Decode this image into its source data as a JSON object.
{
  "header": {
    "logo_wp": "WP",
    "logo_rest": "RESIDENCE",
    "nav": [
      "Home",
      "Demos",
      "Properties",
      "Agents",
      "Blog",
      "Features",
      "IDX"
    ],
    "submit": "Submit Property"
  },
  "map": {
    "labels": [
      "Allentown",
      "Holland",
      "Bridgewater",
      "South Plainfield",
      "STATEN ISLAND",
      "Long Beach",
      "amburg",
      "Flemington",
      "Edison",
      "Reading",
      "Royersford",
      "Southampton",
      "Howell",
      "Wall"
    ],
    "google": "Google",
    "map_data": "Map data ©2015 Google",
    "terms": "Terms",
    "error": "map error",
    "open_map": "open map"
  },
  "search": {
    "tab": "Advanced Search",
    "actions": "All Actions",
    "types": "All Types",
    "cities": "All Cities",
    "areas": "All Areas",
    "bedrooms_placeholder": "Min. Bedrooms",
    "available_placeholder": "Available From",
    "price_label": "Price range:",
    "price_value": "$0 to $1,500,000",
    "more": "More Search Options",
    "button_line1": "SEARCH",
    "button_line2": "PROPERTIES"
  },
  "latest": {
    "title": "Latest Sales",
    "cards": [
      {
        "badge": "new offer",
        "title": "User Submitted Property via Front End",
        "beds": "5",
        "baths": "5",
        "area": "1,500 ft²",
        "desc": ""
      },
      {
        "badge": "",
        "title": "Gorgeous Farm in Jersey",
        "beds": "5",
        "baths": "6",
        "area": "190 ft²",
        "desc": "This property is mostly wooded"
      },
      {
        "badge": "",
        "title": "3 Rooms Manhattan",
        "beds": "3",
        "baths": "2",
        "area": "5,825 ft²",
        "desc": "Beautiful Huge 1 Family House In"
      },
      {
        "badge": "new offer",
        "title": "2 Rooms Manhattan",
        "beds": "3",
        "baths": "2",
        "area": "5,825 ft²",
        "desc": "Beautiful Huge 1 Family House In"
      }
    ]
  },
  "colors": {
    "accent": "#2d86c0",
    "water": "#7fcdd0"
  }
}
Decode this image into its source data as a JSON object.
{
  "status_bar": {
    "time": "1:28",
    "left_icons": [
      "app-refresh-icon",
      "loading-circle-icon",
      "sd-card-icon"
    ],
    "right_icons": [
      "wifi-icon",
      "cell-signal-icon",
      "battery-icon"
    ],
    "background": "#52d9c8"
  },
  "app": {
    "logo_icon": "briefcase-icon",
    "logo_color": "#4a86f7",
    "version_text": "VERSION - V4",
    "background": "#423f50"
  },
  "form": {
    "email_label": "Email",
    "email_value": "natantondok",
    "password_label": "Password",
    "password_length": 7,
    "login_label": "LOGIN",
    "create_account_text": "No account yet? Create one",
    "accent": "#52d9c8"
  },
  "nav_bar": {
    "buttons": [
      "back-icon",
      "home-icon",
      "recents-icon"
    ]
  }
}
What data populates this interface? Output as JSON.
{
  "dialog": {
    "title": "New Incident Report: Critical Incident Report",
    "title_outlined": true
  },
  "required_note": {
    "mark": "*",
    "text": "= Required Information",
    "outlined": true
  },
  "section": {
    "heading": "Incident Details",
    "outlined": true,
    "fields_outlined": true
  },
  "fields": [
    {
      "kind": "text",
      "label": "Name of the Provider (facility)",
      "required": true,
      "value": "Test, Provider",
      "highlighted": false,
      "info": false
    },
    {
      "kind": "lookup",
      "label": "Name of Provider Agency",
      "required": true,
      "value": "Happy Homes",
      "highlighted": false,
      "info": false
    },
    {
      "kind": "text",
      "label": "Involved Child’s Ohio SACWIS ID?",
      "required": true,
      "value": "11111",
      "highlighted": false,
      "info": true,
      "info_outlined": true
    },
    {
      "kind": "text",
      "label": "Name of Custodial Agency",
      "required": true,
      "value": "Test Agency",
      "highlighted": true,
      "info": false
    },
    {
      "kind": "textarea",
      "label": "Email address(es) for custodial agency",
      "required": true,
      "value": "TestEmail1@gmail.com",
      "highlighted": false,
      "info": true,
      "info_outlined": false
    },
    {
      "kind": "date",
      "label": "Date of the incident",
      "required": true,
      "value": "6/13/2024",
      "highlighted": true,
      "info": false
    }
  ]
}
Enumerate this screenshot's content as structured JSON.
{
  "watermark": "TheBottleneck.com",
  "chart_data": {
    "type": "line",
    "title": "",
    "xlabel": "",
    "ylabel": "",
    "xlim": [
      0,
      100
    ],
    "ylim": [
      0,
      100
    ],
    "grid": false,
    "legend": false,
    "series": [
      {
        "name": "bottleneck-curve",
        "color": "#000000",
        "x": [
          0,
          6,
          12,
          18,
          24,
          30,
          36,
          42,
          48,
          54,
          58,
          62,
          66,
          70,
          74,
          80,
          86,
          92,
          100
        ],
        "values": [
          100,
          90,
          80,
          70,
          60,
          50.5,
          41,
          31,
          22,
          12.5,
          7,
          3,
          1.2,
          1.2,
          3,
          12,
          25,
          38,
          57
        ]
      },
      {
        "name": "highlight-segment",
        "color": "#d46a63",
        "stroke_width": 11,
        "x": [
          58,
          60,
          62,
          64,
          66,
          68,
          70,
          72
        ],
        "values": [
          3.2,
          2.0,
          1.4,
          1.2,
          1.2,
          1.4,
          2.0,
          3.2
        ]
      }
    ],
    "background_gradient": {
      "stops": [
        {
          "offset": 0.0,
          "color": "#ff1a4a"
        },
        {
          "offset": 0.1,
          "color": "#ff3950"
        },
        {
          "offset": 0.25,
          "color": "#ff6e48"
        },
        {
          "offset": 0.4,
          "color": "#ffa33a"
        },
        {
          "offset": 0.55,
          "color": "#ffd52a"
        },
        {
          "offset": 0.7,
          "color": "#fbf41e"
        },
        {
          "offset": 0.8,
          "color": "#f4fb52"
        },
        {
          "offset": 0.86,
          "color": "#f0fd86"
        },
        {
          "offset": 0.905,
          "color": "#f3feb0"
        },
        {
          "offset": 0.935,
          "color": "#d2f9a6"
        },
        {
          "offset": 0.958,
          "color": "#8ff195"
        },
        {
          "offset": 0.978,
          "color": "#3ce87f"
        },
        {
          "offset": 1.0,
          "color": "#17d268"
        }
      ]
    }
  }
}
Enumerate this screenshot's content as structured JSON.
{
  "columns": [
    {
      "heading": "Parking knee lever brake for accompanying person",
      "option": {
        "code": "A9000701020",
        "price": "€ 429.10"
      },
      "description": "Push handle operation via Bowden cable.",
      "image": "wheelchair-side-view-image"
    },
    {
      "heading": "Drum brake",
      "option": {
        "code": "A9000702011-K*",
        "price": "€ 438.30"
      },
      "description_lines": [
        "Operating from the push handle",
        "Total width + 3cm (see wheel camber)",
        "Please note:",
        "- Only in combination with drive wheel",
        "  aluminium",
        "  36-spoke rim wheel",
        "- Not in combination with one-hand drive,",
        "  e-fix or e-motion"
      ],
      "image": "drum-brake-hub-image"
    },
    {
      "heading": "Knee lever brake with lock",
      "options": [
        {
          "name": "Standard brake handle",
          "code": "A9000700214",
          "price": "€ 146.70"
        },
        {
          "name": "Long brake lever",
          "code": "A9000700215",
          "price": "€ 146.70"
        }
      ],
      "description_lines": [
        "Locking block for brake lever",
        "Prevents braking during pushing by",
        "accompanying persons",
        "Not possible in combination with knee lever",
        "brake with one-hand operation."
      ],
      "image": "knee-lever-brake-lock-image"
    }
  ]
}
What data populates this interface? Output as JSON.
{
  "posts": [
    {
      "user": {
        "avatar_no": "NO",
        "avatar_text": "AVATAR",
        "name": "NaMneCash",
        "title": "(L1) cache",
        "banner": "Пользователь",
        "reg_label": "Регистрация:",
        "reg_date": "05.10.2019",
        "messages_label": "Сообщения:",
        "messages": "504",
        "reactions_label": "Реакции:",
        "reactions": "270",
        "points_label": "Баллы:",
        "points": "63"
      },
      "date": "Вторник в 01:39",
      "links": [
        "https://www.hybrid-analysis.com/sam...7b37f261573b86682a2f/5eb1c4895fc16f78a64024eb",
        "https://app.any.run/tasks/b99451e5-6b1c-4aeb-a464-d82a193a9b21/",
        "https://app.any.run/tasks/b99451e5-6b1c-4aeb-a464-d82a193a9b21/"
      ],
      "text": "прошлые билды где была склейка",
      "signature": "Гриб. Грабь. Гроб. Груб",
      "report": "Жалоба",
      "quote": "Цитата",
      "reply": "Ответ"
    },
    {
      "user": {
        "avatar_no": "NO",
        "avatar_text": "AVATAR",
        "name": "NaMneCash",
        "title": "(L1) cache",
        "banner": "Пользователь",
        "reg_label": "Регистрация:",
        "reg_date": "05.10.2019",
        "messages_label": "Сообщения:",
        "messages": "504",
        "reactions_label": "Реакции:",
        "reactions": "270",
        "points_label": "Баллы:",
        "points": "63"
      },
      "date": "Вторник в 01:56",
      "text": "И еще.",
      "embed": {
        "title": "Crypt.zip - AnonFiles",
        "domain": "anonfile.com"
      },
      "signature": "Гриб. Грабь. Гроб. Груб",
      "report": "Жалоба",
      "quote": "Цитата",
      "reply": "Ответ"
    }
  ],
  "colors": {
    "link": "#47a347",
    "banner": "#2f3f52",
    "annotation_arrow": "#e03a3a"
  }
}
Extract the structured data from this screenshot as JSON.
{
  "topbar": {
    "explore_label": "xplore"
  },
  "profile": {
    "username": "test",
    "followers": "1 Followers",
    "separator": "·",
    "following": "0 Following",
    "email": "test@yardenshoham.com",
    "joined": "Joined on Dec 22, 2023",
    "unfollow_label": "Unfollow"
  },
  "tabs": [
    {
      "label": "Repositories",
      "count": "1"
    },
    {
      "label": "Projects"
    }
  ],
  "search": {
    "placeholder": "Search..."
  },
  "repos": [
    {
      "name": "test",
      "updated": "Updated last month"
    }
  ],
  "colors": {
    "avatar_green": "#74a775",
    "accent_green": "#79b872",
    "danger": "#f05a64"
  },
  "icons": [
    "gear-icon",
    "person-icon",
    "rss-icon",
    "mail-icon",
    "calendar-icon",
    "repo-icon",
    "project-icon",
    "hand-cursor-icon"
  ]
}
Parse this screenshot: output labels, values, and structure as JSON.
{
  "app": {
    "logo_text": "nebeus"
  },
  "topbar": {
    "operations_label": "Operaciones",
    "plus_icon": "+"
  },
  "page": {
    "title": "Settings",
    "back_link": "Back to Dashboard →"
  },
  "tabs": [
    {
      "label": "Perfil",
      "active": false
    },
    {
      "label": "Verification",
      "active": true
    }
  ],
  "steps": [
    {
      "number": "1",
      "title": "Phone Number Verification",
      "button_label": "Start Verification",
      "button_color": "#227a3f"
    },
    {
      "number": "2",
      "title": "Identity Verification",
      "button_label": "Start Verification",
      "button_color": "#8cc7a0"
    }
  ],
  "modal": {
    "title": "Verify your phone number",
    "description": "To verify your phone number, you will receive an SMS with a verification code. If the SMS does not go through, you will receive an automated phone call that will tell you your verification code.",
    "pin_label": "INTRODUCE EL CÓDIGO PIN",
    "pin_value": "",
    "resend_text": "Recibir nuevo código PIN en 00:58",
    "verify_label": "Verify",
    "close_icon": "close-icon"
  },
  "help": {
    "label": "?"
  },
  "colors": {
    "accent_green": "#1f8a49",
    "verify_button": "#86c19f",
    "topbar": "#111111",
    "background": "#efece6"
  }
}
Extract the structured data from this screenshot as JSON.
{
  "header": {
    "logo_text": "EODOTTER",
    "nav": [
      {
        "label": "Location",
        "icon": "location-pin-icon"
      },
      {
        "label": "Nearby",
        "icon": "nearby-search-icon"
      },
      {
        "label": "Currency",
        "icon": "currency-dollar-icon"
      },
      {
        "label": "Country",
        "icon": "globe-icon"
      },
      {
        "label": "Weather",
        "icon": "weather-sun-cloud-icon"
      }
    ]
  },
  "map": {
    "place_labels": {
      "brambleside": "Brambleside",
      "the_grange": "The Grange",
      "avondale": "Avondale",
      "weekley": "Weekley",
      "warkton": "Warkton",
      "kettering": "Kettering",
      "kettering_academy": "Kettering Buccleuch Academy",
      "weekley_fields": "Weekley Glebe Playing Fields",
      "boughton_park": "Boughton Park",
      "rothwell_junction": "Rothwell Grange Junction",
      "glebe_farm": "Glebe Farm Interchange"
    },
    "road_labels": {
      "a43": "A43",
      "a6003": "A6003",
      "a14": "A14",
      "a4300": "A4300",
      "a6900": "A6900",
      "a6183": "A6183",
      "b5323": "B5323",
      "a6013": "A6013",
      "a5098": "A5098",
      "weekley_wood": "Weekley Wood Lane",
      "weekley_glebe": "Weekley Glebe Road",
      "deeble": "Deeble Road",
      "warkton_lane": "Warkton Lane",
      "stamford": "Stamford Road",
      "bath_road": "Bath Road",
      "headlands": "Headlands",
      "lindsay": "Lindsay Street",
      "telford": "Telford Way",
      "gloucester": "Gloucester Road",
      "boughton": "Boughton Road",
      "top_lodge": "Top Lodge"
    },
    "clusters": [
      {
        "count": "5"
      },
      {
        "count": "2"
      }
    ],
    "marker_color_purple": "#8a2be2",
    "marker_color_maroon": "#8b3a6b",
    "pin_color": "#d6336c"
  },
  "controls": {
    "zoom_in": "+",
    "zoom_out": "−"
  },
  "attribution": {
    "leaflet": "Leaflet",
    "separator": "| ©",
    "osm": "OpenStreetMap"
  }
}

---

• [Objective]:
Select every line above that contains the word "lever", and copy it.

• [Exercise solution]:
      "heading": "Parking knee lever brake for accompanying person",
      "heading": "Knee lever brake with lock",
          "name": "Long brake lever",
        "Locking block for brake lever",
        "Not possible in combination with knee lever",
      "image": "knee-lever-brake-lock-image"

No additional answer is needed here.